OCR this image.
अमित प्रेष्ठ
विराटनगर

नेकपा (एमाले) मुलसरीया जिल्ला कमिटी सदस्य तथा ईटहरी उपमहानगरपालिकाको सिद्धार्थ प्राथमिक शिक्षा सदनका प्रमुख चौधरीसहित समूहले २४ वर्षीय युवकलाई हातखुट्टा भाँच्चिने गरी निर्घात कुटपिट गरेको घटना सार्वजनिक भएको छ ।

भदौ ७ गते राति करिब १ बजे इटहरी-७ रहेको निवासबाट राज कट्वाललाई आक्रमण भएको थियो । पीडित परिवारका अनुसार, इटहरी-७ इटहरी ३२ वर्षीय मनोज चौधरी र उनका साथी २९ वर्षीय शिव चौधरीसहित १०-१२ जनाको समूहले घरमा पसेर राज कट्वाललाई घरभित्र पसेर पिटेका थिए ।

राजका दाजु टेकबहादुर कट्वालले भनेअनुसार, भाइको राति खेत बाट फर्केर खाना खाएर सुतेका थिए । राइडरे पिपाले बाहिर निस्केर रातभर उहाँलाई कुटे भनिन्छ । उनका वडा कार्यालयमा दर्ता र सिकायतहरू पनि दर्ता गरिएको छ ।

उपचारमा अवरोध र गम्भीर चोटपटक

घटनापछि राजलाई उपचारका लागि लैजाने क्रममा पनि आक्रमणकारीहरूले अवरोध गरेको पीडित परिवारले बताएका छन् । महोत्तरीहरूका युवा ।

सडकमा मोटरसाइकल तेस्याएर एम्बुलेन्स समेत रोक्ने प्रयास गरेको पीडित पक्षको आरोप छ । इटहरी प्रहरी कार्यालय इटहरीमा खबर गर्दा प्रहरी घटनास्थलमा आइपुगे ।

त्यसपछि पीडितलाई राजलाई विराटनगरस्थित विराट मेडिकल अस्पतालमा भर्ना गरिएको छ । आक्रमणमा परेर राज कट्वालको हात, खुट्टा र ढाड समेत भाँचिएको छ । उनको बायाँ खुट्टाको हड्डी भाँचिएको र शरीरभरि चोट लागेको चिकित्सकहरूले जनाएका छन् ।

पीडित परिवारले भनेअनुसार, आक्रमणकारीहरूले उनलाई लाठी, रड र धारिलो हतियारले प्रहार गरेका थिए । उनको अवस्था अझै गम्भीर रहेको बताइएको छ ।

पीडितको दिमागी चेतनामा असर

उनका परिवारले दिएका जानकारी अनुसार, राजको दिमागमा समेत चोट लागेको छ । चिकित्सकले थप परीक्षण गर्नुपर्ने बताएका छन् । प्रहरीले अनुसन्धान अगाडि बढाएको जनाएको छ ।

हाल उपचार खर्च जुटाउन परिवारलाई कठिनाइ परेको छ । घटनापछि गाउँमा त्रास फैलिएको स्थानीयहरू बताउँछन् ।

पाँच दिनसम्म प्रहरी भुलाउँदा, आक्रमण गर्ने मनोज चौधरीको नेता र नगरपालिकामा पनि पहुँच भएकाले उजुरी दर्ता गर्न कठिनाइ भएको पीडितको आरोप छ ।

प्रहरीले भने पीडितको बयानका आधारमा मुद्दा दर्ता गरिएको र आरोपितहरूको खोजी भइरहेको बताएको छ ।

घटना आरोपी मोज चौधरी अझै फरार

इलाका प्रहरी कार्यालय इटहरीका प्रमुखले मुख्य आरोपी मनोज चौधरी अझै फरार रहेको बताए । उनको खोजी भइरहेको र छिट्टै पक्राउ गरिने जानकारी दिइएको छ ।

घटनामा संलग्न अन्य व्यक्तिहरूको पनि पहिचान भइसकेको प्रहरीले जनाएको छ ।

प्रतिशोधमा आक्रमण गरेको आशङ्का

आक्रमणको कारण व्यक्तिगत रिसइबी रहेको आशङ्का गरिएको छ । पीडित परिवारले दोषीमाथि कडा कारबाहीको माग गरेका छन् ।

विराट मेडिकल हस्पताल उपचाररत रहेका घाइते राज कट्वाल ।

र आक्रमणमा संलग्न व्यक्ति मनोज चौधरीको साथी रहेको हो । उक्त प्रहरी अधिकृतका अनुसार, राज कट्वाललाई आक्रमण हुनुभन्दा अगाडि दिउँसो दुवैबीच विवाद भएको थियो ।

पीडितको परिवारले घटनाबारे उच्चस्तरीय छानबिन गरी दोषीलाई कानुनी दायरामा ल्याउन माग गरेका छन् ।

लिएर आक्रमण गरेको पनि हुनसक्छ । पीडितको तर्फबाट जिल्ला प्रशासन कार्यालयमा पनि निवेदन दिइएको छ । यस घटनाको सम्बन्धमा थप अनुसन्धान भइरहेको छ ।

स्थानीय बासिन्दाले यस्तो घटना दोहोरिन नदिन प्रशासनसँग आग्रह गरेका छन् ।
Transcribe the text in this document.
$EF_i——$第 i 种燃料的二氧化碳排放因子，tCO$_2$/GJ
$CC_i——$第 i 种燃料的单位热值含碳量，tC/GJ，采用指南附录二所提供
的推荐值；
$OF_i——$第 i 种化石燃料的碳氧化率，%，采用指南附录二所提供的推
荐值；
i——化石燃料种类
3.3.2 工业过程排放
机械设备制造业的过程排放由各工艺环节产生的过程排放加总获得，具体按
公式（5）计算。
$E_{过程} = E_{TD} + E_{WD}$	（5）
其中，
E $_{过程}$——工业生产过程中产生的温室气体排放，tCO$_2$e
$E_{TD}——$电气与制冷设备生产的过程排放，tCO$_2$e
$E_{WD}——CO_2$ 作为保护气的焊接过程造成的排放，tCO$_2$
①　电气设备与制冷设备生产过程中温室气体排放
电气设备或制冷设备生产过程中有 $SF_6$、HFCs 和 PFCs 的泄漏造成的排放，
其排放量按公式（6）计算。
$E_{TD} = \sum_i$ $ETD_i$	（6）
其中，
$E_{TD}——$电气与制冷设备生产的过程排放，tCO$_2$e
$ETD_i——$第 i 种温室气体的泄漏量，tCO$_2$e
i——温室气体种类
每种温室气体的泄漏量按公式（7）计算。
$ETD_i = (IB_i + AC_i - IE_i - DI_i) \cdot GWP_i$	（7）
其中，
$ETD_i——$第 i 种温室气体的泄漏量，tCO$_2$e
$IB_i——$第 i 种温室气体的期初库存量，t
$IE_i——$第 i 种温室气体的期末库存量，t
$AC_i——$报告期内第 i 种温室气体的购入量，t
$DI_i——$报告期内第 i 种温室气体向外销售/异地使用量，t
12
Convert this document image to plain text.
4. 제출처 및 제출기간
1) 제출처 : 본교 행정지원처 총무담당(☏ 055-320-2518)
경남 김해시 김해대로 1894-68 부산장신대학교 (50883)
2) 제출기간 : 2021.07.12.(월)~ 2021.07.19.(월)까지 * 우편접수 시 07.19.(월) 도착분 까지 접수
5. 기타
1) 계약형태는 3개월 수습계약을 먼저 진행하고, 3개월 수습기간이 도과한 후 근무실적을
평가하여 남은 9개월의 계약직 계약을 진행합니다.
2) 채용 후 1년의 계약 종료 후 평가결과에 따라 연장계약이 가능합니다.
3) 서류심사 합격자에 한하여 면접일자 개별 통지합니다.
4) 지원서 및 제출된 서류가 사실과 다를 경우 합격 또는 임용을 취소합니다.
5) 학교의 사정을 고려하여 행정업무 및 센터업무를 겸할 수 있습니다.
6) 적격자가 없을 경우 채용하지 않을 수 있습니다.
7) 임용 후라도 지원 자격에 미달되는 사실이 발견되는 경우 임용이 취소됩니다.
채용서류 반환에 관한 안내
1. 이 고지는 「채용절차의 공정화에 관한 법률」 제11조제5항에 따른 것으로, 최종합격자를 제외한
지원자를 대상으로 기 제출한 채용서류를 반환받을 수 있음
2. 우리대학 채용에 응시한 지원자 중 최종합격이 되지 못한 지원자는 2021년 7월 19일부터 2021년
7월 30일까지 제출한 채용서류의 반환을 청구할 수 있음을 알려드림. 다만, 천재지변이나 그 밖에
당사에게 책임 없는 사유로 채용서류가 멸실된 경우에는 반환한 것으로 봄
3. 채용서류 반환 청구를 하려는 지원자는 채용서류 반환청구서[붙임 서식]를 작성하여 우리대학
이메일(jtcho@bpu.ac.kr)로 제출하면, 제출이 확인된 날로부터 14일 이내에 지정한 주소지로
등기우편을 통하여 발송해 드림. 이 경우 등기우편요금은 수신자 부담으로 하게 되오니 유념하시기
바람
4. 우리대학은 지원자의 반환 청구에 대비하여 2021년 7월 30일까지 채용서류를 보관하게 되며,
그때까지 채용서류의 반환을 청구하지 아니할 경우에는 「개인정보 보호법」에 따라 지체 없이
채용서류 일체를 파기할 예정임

(Given task) Write out exactly the lines starting with the one that holds "Convert this document image to plain text." and running through the last line above.

(Correct output)
Convert this document image to plain text.
4. 제출처 및 제출기간
1) 제출처 : 본교 행정지원처 총무담당(☏ 055-320-2518)
경남 김해시 김해대로 1894-68 부산장신대학교 (50883)
2) 제출기간 : 2021.07.12.(월)~ 2021.07.19.(월)까지 * 우편접수 시 07.19.(월) 도착분 까지 접수
5. 기타
1) 계약형태는 3개월 수습계약을 먼저 진행하고, 3개월 수습기간이 도과한 후 근무실적을
평가하여 남은 9개월의 계약직 계약을 진행합니다.
2) 채용 후 1년의 계약 종료 후 평가결과에 따라 연장계약이 가능합니다.
3) 서류심사 합격자에 한하여 면접일자 개별 통지합니다.
4) 지원서 및 제출된 서류가 사실과 다를 경우 합격 또는 임용을 취소합니다.
5) 학교의 사정을 고려하여 행정업무 및 센터업무를 겸할 수 있습니다.
6) 적격자가 없을 경우 채용하지 않을 수 있습니다.
7) 임용 후라도 지원 자격에 미달되는 사실이 발견되는 경우 임용이 취소됩니다.
채용서류 반환에 관한 안내
1. 이 고지는 「채용절차의 공정화에 관한 법률」 제11조제5항에 따른 것으로, 최종합격자를 제외한
지원자를 대상으로 기 제출한 채용서류를 반환받을 수 있음
2. 우리대학 채용에 응시한 지원자 중 최종합격이 되지 못한 지원자는 2021년 7월 19일부터 2021년
7월 30일까지 제출한 채용서류의 반환을 청구할 수 있음을 알려드림. 다만, 천재지변이나 그 밖에
당사에게 책임 없는 사유로 채용서류가 멸실된 경우에는 반환한 것으로 봄
3. 채용서류 반환 청구를 하려는 지원자는 채용서류 반환청구서[붙임 서식]를 작성하여 우리대학
이메일(jtcho@bpu.ac.kr)로 제출하면, 제출이 확인된 날로부터 14일 이내에 지정한 주소지로
등기우편을 통하여 발송해 드림. 이 경우 등기우편요금은 수신자 부담으로 하게 되오니 유념하시기
바람
4. 우리대학은 지원자의 반환 청구에 대비하여 2021년 7월 30일까지 채용서류를 보관하게 되며,
그때까지 채용서류의 반환을 청구하지 아니할 경우에는 「개인정보 보호법」에 따라 지체 없이
채용서류 일체를 파기할 예정임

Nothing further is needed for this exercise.